**WHAT THE EXERCISE ASKS**
Find all lines in the listing that include the word "text", then copy them.

────

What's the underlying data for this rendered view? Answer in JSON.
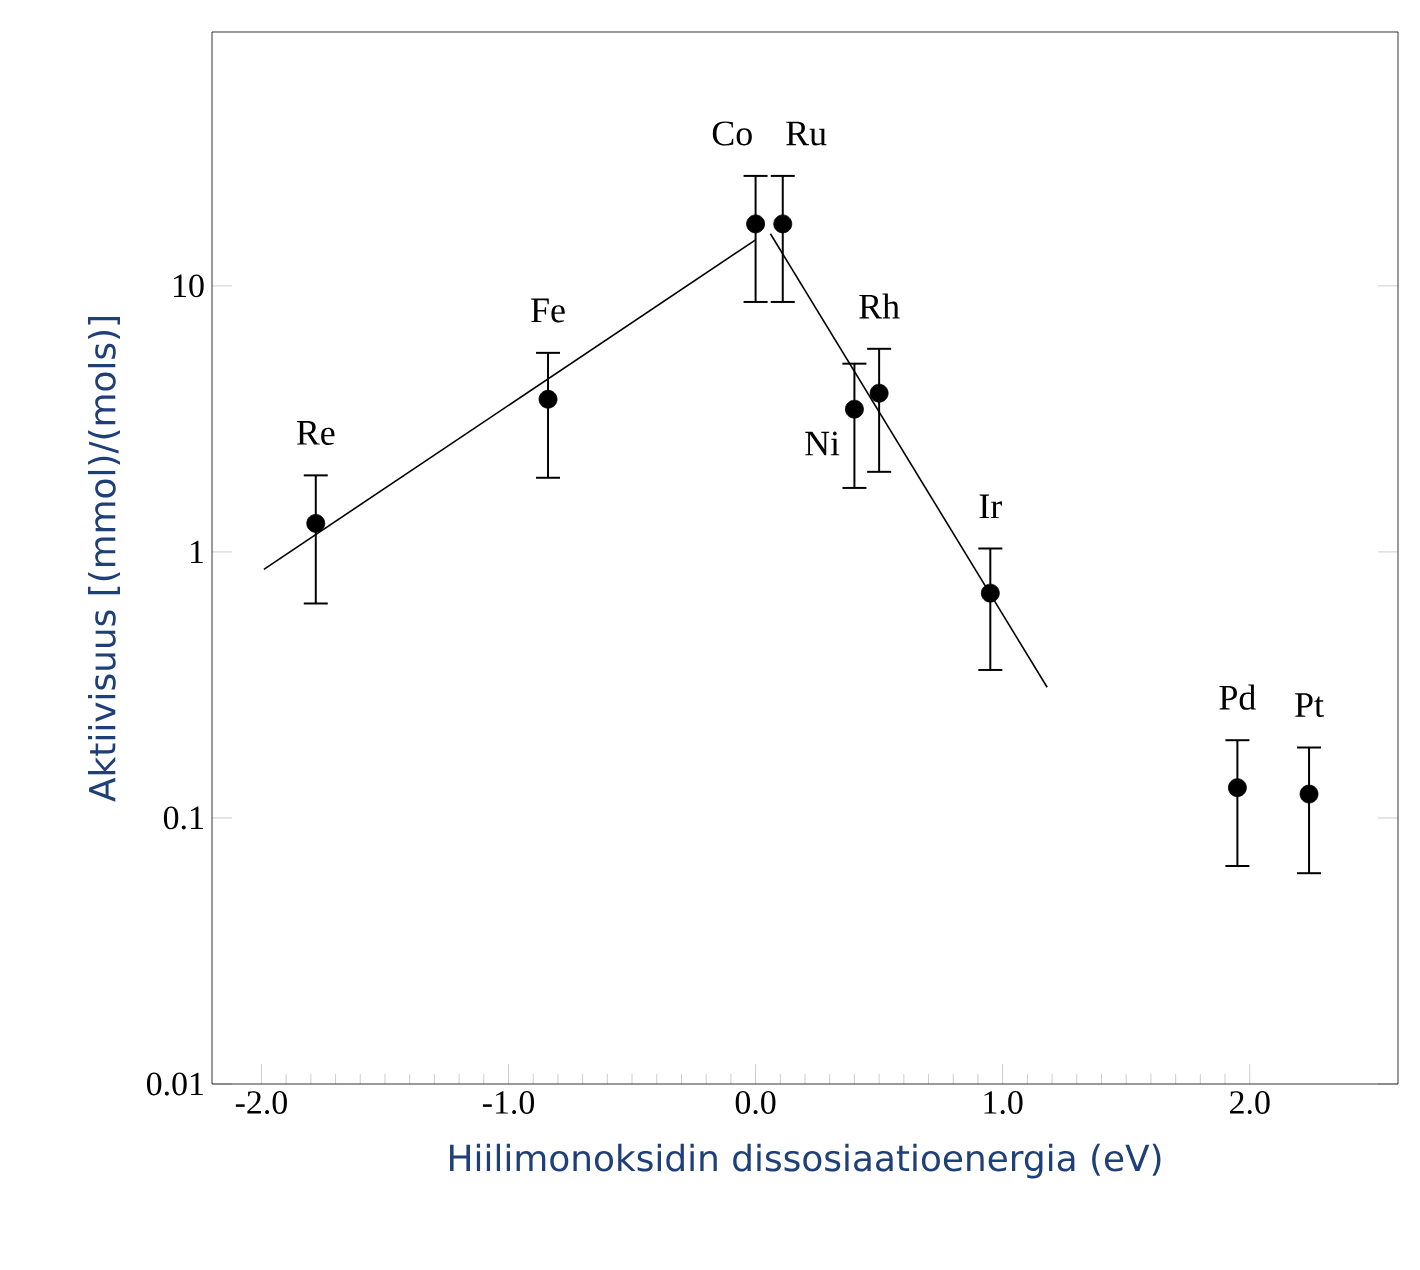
{
  "chart_data": {
    "type": "scatter",
    "xlabel": "Hiilimonoksidin dissosiaatioenergia (eV)",
    "ylabel": "Aktiivisuus [(mmol)/(mols)]",
    "xlim": [
      -2.2,
      2.6
    ],
    "xticks": [
      {
        "value": -2,
        "label": "-2.0"
      },
      {
        "value": -1,
        "label": "-1.0"
      },
      {
        "value": 0,
        "label": "0.0"
      },
      {
        "value": 1,
        "label": "1.0"
      },
      {
        "value": 2,
        "label": "2.0"
      }
    ],
    "ylim": [
      0.01,
      90
    ],
    "yticks": [
      0.01,
      0.1,
      1,
      10
    ],
    "log": "y",
    "grid": false,
    "series": [
      {
        "marker": "circle",
        "color": "#000000",
        "x": [
          -1.78,
          -0.84,
          0.0,
          0.11,
          0.4,
          0.5,
          0.95,
          1.95,
          2.24
        ],
        "values": [
          1.28,
          3.75,
          17.1,
          17.1,
          3.44,
          3.95,
          0.7,
          0.13,
          0.123
        ],
        "errors": [
          [
            0.64,
            1.94
          ],
          [
            1.9,
            5.6
          ],
          [
            8.7,
            25.9
          ],
          [
            8.7,
            25.9
          ],
          [
            1.74,
            5.1
          ],
          [
            2.0,
            5.8
          ],
          [
            0.36,
            1.03
          ],
          [
            0.066,
            0.196
          ],
          [
            0.062,
            0.184
          ]
        ]
      },
      {
        "type": "line",
        "color": "#000000",
        "marker": "none",
        "line_style": "solid",
        "x": [
          -1.99,
          0.0
        ],
        "values": [
          0.86,
          14.9
        ]
      },
      {
        "type": "line",
        "color": "#000000",
        "marker": "none",
        "line_style": "solid",
        "x": [
          0.06,
          1.18
        ],
        "values": [
          15.7,
          0.31
        ]
      }
    ],
    "annotations": [
      {
        "text": "Re",
        "x": -1.78,
        "y": 1.28
      },
      {
        "text": "Fe",
        "x": -0.84,
        "y": 3.75
      },
      {
        "text": "Co",
        "x": 0.0,
        "y": 17.1
      },
      {
        "text": "Ru",
        "x": 0.11,
        "y": 17.1
      },
      {
        "text": "Ni",
        "x": 0.4,
        "y": 3.44
      },
      {
        "text": "Rh",
        "x": 0.5,
        "y": 3.95
      },
      {
        "text": "Ir",
        "x": 0.95,
        "y": 0.7
      },
      {
        "text": "Pd",
        "x": 1.95,
        "y": 0.13
      },
      {
        "text": "Pt",
        "x": 2.24,
        "y": 0.123
      }
    ]
  }
}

────

**RESPONSE TO THE TASK**
        "text": "Re",
        "text": "Fe",
        "text": "Co",
        "text": "Ru",
        "text": "Ni",
        "text": "Rh",
        "text": "Ir",
        "text": "Pd",
        "text": "Pt",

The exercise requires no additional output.